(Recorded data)
## begin
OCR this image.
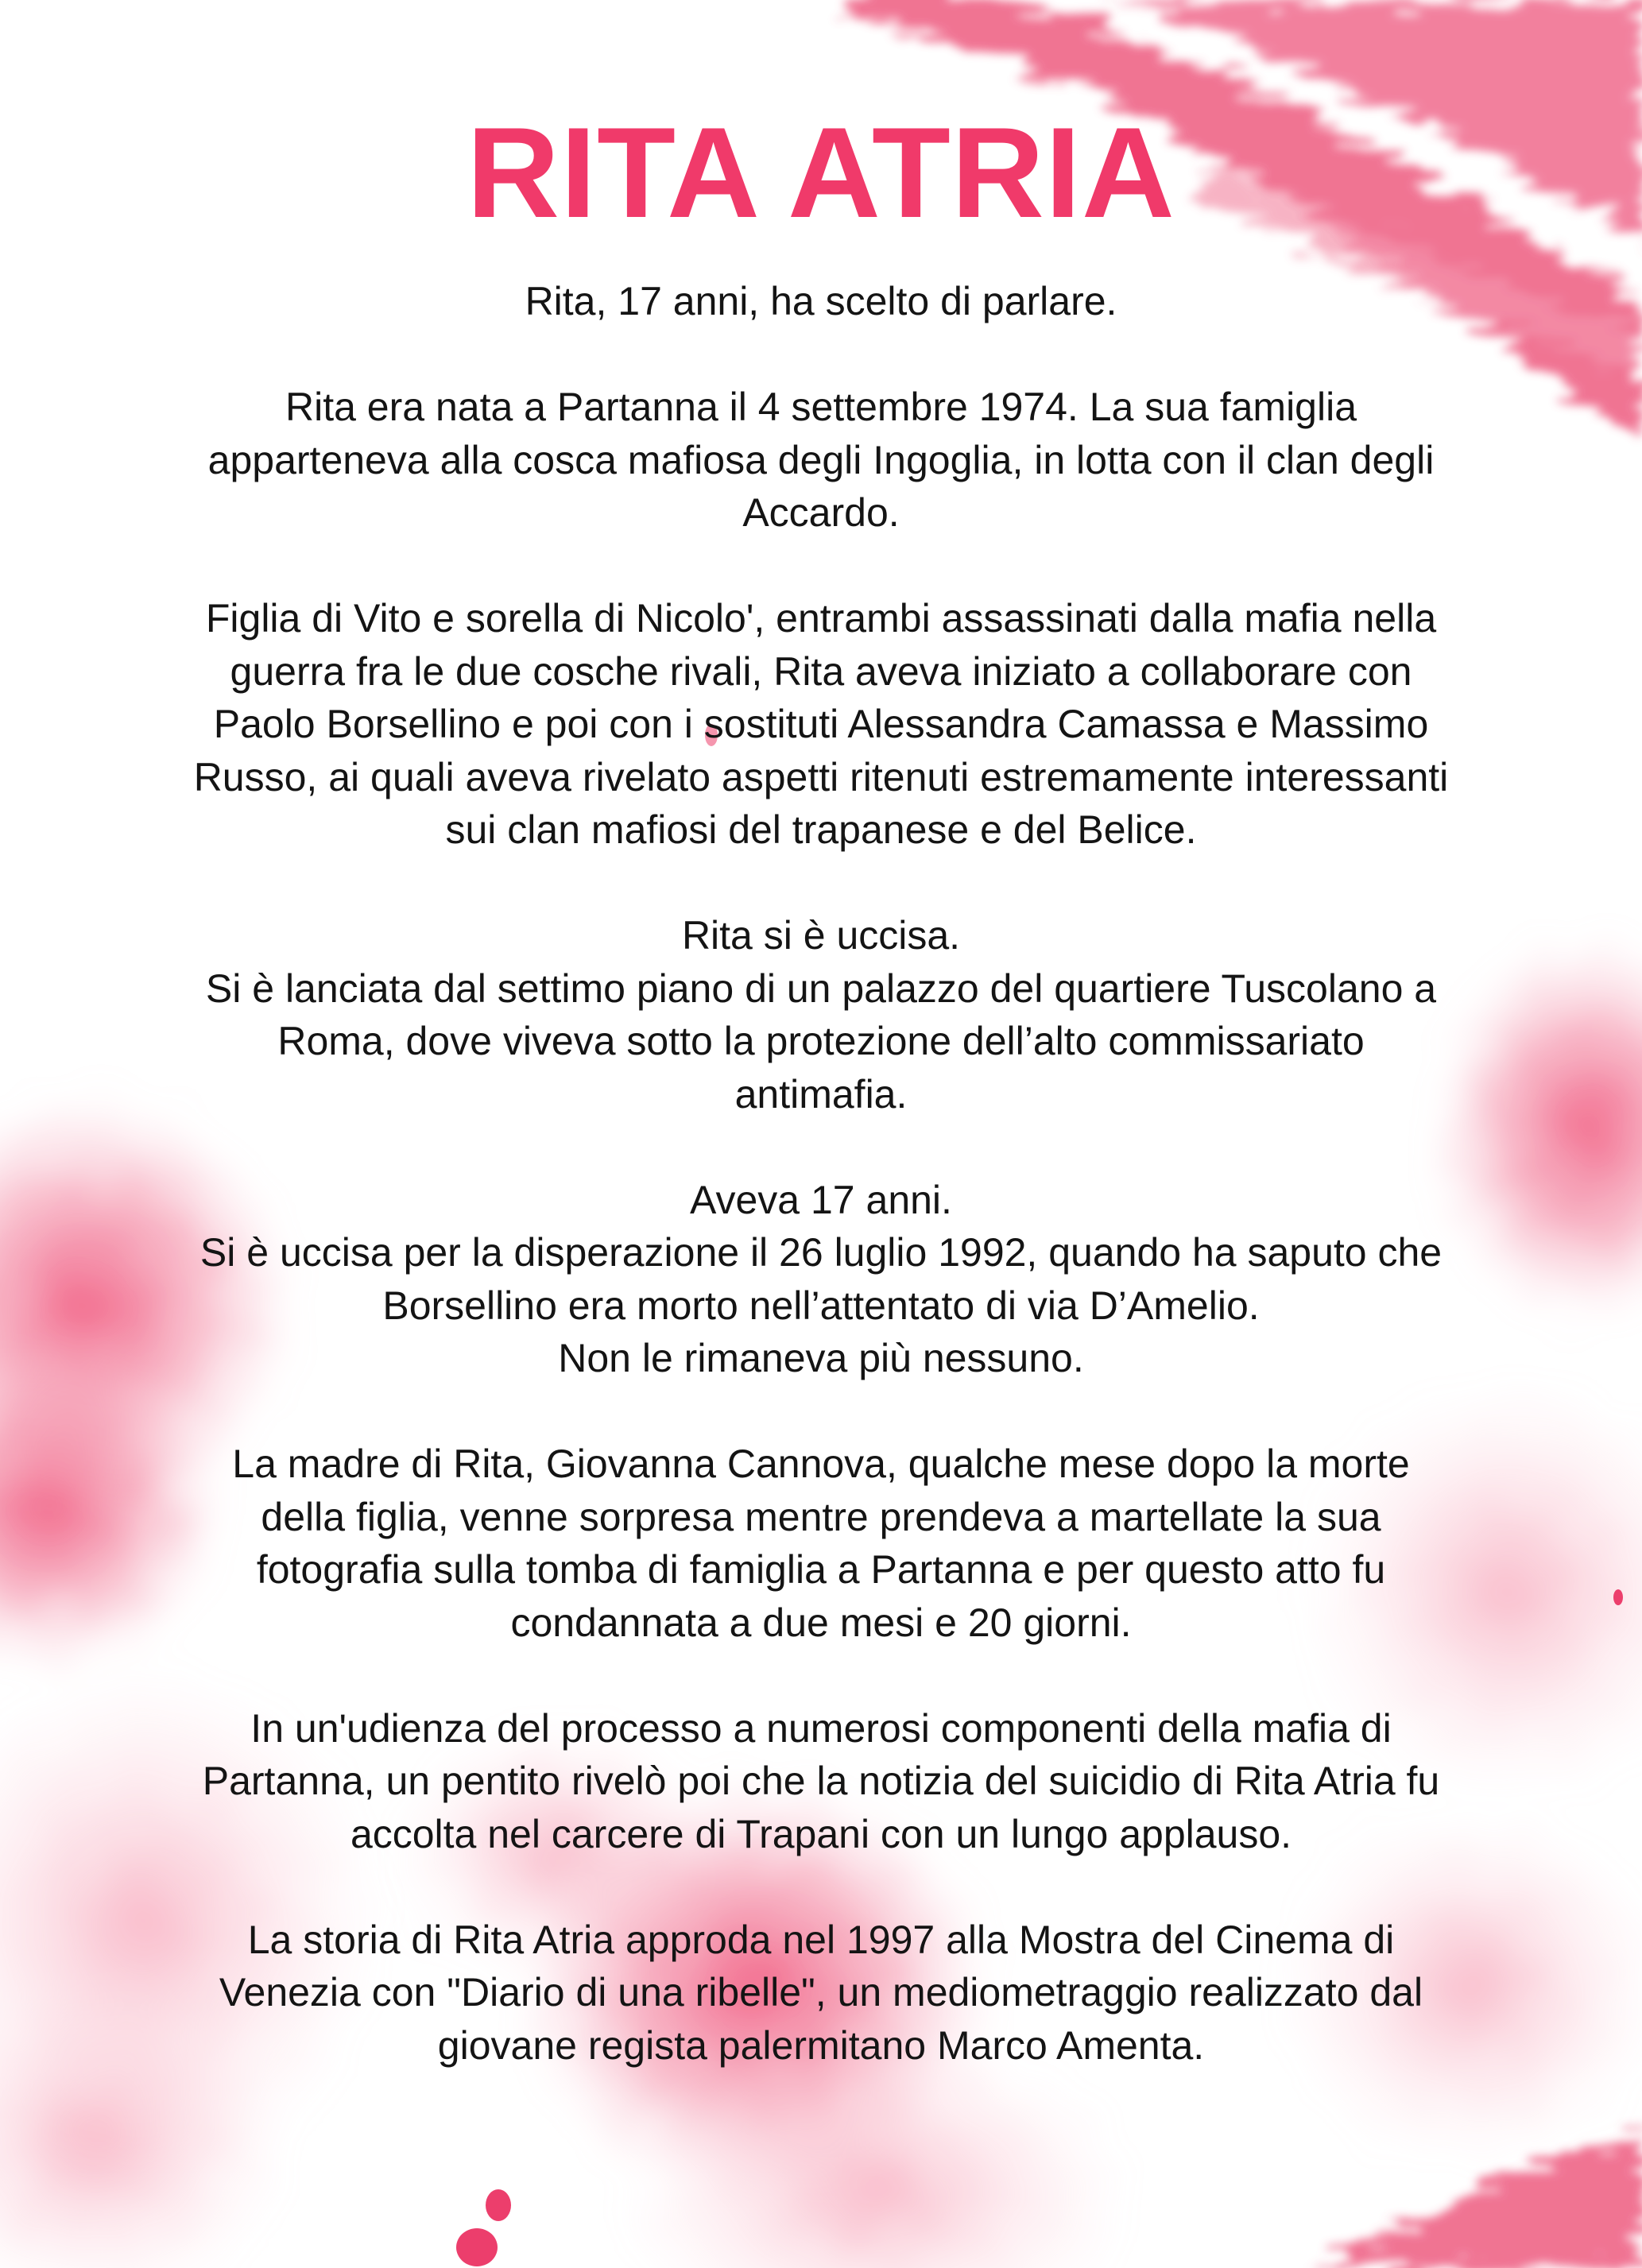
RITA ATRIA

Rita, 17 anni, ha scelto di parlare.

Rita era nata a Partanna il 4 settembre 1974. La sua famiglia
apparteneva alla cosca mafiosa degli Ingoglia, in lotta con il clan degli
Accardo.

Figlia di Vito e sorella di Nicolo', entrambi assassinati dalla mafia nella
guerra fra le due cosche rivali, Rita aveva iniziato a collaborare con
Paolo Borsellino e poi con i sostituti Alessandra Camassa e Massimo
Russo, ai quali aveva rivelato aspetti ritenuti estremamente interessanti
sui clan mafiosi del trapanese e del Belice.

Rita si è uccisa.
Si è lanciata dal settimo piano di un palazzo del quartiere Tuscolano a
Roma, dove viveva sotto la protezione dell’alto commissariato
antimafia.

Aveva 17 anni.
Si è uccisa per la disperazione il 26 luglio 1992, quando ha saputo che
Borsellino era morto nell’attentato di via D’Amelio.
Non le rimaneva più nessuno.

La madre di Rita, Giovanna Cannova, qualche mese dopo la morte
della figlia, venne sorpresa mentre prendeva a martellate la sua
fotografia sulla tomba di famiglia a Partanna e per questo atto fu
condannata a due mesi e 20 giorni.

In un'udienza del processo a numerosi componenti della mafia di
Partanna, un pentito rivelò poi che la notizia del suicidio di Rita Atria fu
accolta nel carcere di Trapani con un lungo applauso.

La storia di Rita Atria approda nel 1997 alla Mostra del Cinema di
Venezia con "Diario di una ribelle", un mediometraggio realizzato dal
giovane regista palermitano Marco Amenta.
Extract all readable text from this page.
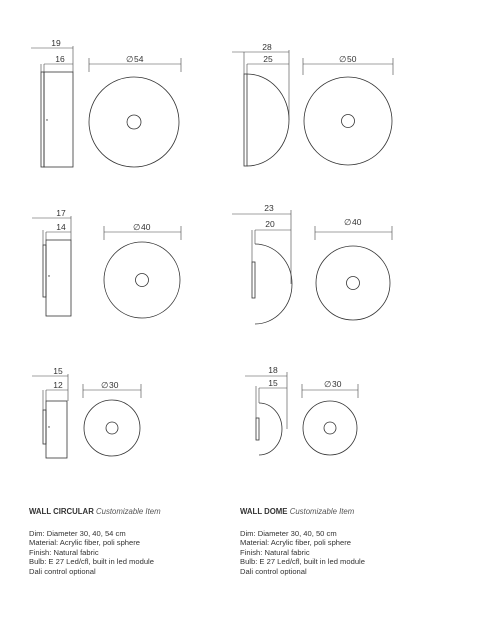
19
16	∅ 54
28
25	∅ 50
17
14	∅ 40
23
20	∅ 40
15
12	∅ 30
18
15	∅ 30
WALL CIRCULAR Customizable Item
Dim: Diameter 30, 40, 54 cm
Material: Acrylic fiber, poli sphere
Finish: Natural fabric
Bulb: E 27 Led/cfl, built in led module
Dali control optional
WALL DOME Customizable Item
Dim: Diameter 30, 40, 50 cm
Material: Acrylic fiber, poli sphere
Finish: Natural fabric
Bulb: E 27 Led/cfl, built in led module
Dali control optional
## end
### Your instructions
Write out the material above once more, exactly as it reads, with no pictures.

### Written solution
OCR this image.
RITA ATRIA

Rita, 17 anni, ha scelto di parlare.

Rita era nata a Partanna il 4 settembre 1974. La sua famiglia
apparteneva alla cosca mafiosa degli Ingoglia, in lotta con il clan degli
Accardo.

Figlia di Vito e sorella di Nicolo', entrambi assassinati dalla mafia nella
guerra fra le due cosche rivali, Rita aveva iniziato a collaborare con
Paolo Borsellino e poi con i sostituti Alessandra Camassa e Massimo
Russo, ai quali aveva rivelato aspetti ritenuti estremamente interessanti
sui clan mafiosi del trapanese e del Belice.

Rita si è uccisa.
Si è lanciata dal settimo piano di un palazzo del quartiere Tuscolano a
Roma, dove viveva sotto la protezione dell’alto commissariato
antimafia.

Aveva 17 anni.
Si è uccisa per la disperazione il 26 luglio 1992, quando ha saputo che
Borsellino era morto nell’attentato di via D’Amelio.
Non le rimaneva più nessuno.

La madre di Rita, Giovanna Cannova, qualche mese dopo la morte
della figlia, venne sorpresa mentre prendeva a martellate la sua
fotografia sulla tomba di famiglia a Partanna e per questo atto fu
condannata a due mesi e 20 giorni.

In un'udienza del processo a numerosi componenti della mafia di
Partanna, un pentito rivelò poi che la notizia del suicidio di Rita Atria fu
accolta nel carcere di Trapani con un lungo applauso.

La storia di Rita Atria approda nel 1997 alla Mostra del Cinema di
Venezia con "Diario di una ribelle", un mediometraggio realizzato dal
giovane regista palermitano Marco Amenta.
Extract all readable text from this page.
19
16	∅ 54
28
25	∅ 50
17
14	∅ 40
23
20	∅ 40
15
12	∅ 30
18
15	∅ 30
WALL CIRCULAR Customizable Item
Dim: Diameter 30, 40, 54 cm
Material: Acrylic fiber, poli sphere
Finish: Natural fabric
Bulb: E 27 Led/cfl, built in led module
Dali control optional
WALL DOME Customizable Item
Dim: Diameter 30, 40, 50 cm
Material: Acrylic fiber, poli sphere
Finish: Natural fabric
Bulb: E 27 Led/cfl, built in led module
Dali control optional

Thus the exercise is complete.